** BEGIN ENTRIES SUPPLIED **

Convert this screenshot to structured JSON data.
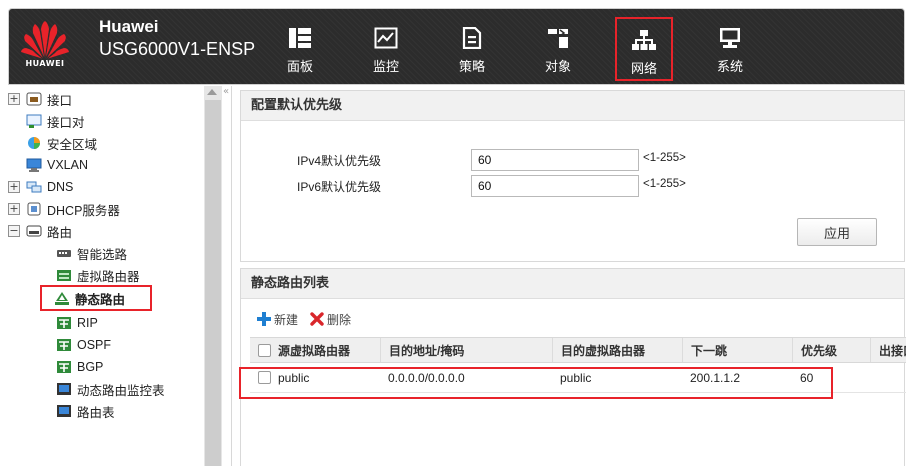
{
  "header": {
    "brand": "Huawei",
    "model": "USG6000V1-ENSP",
    "logo_text": "HUAWEI",
    "nav": [
      {
        "label": "面板",
        "icon": "dashboard-icon"
      },
      {
        "label": "监控",
        "icon": "monitor-icon"
      },
      {
        "label": "策略",
        "icon": "policy-icon"
      },
      {
        "label": "对象",
        "icon": "object-icon"
      },
      {
        "label": "网络",
        "icon": "network-icon",
        "active": true
      },
      {
        "label": "系统",
        "icon": "system-icon"
      }
    ]
  },
  "sidebar": {
    "collapse_glyph": "«",
    "items": [
      {
        "label": "接口",
        "expander": "+",
        "icon": "interface-icon"
      },
      {
        "label": "接口对",
        "icon": "interface-pair-icon"
      },
      {
        "label": "安全区域",
        "icon": "security-zone-icon"
      },
      {
        "label": "VXLAN",
        "icon": "vxlan-icon"
      },
      {
        "label": "DNS",
        "expander": "+",
        "icon": "dns-icon"
      },
      {
        "label": "DHCP服务器",
        "expander": "+",
        "icon": "dhcp-server-icon"
      },
      {
        "label": "路由",
        "expander": "−",
        "icon": "routing-icon"
      },
      {
        "label": "智能选路",
        "icon": "smart-routing-icon"
      },
      {
        "label": "虚拟路由器",
        "icon": "virtual-router-icon"
      },
      {
        "label": "静态路由",
        "icon": "static-route-icon",
        "selected": true
      },
      {
        "label": "RIP",
        "icon": "rip-icon"
      },
      {
        "label": "OSPF",
        "icon": "ospf-icon"
      },
      {
        "label": "BGP",
        "icon": "bgp-icon"
      },
      {
        "label": "动态路由监控表",
        "icon": "dynamic-route-monitor-icon"
      },
      {
        "label": "路由表",
        "icon": "route-table-icon"
      }
    ]
  },
  "priority_panel": {
    "title": "配置默认优先级",
    "ipv4_label": "IPv4默认优先级",
    "ipv4_value": "60",
    "ipv4_range": "<1-255>",
    "ipv6_label": "IPv6默认优先级",
    "ipv6_value": "60",
    "ipv6_range": "<1-255>",
    "apply_label": "应用"
  },
  "route_panel": {
    "title": "静态路由列表",
    "new_label": "新建",
    "delete_label": "删除",
    "columns": [
      "源虚拟路由器",
      "目的地址/掩码",
      "目的虚拟路由器",
      "下一跳",
      "优先级",
      "出接口"
    ],
    "rows": [
      [
        "public",
        "0.0.0.0/0.0.0.0",
        "public",
        "200.1.1.2",
        "60",
        ""
      ]
    ]
  },
  "colors": {
    "header_bg": "#2c2c2c",
    "highlight": "#e8232a",
    "accent_blue": "#1f7fd1"
  }
}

** END ENTRIES SUPPLIED **

§ **YOUR OBJECTIVE**: Pictures stay out; reproduce every line of the records exactly.

§ **RESPONSE**:
Convert this screenshot to structured JSON data.
{
  "header": {
    "brand": "Huawei",
    "model": "USG6000V1-ENSP",
    "logo_text": "HUAWEI",
    "nav": [
      {
        "label": "面板",
        "icon": "dashboard-icon"
      },
      {
        "label": "监控",
        "icon": "monitor-icon"
      },
      {
        "label": "策略",
        "icon": "policy-icon"
      },
      {
        "label": "对象",
        "icon": "object-icon"
      },
      {
        "label": "网络",
        "icon": "network-icon",
        "active": true
      },
      {
        "label": "系统",
        "icon": "system-icon"
      }
    ]
  },
  "sidebar": {
    "collapse_glyph": "«",
    "items": [
      {
        "label": "接口",
        "expander": "+",
        "icon": "interface-icon"
      },
      {
        "label": "接口对",
        "icon": "interface-pair-icon"
      },
      {
        "label": "安全区域",
        "icon": "security-zone-icon"
      },
      {
        "label": "VXLAN",
        "icon": "vxlan-icon"
      },
      {
        "label": "DNS",
        "expander": "+",
        "icon": "dns-icon"
      },
      {
        "label": "DHCP服务器",
        "expander": "+",
        "icon": "dhcp-server-icon"
      },
      {
        "label": "路由",
        "expander": "−",
        "icon": "routing-icon"
      },
      {
        "label": "智能选路",
        "icon": "smart-routing-icon"
      },
      {
        "label": "虚拟路由器",
        "icon": "virtual-router-icon"
      },
      {
        "label": "静态路由",
        "icon": "static-route-icon",
        "selected": true
      },
      {
        "label": "RIP",
        "icon": "rip-icon"
      },
      {
        "label": "OSPF",
        "icon": "ospf-icon"
      },
      {
        "label": "BGP",
        "icon": "bgp-icon"
      },
      {
        "label": "动态路由监控表",
        "icon": "dynamic-route-monitor-icon"
      },
      {
        "label": "路由表",
        "icon": "route-table-icon"
      }
    ]
  },
  "priority_panel": {
    "title": "配置默认优先级",
    "ipv4_label": "IPv4默认优先级",
    "ipv4_value": "60",
    "ipv4_range": "<1-255>",
    "ipv6_label": "IPv6默认优先级",
    "ipv6_value": "60",
    "ipv6_range": "<1-255>",
    "apply_label": "应用"
  },
  "route_panel": {
    "title": "静态路由列表",
    "new_label": "新建",
    "delete_label": "删除",
    "columns": [
      "源虚拟路由器",
      "目的地址/掩码",
      "目的虚拟路由器",
      "下一跳",
      "优先级",
      "出接口"
    ],
    "rows": [
      [
        "public",
        "0.0.0.0/0.0.0.0",
        "public",
        "200.1.1.2",
        "60",
        ""
      ]
    ]
  },
  "colors": {
    "header_bg": "#2c2c2c",
    "highlight": "#e8232a",
    "accent_blue": "#1f7fd1"
  }
}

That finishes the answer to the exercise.